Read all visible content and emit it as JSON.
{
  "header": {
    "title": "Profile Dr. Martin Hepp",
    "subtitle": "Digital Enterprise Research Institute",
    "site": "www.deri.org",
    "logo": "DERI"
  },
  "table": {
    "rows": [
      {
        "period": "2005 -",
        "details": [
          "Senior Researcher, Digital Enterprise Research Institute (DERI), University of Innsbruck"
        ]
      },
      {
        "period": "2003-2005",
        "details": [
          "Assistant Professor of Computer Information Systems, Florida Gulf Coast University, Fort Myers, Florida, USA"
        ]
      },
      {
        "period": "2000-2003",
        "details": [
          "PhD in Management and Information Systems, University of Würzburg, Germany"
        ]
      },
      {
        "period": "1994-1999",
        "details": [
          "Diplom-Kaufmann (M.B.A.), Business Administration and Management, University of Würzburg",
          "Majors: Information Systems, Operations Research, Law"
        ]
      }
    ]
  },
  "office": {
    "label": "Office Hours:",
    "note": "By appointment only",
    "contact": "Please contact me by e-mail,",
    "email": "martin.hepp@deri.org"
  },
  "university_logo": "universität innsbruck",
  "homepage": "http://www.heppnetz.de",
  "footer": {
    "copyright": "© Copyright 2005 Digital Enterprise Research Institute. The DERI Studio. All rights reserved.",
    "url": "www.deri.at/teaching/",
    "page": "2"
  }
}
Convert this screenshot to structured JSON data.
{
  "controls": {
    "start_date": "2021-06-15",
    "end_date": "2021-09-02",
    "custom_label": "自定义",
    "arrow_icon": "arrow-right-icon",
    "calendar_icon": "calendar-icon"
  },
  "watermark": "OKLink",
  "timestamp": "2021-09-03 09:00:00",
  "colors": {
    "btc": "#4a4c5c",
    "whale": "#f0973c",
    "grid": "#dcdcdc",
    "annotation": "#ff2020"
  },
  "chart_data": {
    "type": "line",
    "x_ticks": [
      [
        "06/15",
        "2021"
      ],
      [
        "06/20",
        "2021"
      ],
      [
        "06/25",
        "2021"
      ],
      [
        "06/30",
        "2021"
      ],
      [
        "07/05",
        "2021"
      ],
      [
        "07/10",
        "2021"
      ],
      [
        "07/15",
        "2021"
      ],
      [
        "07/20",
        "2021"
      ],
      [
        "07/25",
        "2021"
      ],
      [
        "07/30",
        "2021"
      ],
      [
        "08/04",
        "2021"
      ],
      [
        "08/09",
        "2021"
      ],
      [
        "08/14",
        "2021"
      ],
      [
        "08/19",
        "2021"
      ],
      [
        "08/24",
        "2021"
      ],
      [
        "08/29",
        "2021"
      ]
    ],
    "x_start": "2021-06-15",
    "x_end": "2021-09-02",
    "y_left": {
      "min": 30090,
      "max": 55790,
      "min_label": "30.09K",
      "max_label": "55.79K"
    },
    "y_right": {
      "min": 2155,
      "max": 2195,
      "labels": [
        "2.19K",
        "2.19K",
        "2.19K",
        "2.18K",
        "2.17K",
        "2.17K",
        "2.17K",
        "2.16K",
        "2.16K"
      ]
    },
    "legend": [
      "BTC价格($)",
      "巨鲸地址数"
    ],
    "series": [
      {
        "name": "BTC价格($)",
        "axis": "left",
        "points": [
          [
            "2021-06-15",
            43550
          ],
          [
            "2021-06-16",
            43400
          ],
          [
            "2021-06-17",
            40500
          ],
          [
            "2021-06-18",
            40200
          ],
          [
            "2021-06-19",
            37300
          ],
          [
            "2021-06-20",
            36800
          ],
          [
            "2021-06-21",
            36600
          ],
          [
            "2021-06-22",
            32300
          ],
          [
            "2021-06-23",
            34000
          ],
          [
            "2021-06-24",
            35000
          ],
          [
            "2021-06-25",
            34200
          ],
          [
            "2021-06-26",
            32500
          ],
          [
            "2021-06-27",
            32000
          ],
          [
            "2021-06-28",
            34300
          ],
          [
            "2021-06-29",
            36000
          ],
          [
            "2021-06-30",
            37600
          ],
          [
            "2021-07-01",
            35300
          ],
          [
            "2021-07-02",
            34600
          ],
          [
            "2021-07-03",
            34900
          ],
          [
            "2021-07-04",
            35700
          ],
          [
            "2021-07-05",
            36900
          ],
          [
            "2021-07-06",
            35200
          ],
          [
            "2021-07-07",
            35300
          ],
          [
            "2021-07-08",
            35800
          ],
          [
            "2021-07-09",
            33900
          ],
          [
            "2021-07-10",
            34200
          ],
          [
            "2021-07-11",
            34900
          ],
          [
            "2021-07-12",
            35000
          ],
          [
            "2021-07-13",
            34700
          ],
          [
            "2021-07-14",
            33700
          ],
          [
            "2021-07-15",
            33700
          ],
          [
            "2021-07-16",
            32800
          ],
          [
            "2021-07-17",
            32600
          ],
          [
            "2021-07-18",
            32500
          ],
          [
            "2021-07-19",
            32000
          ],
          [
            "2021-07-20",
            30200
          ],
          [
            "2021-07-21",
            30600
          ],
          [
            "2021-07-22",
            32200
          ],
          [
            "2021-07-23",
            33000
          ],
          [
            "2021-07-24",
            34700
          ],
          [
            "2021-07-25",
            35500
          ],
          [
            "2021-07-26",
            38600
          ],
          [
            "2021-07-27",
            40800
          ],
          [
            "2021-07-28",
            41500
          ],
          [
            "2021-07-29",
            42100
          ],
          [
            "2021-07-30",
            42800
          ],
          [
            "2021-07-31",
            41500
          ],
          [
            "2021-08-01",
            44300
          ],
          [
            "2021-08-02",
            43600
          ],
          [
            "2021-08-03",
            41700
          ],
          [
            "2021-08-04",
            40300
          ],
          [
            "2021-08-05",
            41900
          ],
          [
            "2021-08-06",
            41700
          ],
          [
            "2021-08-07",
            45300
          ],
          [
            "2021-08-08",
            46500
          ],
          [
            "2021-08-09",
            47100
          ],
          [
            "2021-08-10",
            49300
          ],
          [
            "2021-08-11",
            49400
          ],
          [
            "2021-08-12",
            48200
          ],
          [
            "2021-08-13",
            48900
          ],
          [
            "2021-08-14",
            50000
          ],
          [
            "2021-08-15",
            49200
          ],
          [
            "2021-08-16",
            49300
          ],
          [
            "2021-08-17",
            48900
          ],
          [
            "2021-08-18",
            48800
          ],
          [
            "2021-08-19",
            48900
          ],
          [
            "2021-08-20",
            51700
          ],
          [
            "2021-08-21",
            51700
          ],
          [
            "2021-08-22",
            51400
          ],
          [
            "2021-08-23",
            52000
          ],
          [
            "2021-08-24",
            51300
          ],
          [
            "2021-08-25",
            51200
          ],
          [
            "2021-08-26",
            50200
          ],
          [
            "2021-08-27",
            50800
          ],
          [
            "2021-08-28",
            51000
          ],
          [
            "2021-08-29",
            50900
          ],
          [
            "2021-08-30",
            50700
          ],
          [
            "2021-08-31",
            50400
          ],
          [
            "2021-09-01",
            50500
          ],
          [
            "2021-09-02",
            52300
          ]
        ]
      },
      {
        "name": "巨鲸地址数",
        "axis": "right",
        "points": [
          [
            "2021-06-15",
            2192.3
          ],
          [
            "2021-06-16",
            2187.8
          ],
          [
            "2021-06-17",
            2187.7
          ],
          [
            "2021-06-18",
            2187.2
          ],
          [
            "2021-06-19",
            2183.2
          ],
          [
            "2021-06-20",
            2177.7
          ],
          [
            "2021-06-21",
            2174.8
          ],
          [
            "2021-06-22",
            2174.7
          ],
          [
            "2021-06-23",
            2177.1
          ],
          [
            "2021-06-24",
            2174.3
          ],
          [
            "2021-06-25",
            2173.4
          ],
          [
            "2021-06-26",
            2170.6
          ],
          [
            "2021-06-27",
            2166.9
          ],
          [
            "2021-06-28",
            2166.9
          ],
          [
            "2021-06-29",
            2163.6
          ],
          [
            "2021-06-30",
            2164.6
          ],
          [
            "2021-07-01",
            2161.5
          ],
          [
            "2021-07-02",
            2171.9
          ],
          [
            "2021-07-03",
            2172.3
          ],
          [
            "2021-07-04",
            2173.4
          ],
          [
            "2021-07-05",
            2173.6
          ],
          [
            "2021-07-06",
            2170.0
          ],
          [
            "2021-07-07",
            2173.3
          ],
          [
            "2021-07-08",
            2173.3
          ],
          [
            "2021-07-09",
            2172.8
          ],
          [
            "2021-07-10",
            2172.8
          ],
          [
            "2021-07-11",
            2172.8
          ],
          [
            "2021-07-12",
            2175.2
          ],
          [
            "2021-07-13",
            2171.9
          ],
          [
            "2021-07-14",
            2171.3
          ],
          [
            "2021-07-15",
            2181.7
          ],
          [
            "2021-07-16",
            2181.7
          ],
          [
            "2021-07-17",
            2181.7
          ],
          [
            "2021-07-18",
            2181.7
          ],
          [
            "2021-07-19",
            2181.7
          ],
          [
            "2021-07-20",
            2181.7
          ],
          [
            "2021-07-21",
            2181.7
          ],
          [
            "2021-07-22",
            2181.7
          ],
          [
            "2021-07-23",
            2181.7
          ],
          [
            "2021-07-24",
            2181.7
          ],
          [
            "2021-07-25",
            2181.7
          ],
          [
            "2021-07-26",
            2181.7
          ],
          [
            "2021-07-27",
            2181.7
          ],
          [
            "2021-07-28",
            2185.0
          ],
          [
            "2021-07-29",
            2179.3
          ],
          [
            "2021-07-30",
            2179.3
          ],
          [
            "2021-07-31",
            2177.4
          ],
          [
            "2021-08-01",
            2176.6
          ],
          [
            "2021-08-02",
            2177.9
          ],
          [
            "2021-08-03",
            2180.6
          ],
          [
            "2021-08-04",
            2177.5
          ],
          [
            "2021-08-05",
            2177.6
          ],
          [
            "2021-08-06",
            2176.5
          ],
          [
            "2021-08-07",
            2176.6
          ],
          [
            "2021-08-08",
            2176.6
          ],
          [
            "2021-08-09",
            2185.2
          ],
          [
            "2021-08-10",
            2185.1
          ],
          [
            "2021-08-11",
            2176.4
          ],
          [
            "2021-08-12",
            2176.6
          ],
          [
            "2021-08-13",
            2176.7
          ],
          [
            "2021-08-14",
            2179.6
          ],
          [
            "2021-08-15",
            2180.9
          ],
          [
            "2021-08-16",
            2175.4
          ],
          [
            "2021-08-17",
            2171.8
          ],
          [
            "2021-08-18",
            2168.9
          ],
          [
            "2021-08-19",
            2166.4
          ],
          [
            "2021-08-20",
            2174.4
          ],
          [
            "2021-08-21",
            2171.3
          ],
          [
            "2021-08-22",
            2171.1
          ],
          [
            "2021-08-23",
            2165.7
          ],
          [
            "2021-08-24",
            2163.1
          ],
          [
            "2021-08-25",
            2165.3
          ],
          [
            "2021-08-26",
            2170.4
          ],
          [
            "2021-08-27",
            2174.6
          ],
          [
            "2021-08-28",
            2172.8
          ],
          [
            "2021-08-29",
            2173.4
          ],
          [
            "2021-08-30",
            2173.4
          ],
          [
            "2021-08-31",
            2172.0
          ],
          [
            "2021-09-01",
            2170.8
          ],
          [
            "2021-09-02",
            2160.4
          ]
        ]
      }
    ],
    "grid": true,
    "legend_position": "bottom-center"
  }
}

......

- **Task to complete**
Give the count of lines in the listing above that include "Management", with no other words.

- **Exercise answer**
2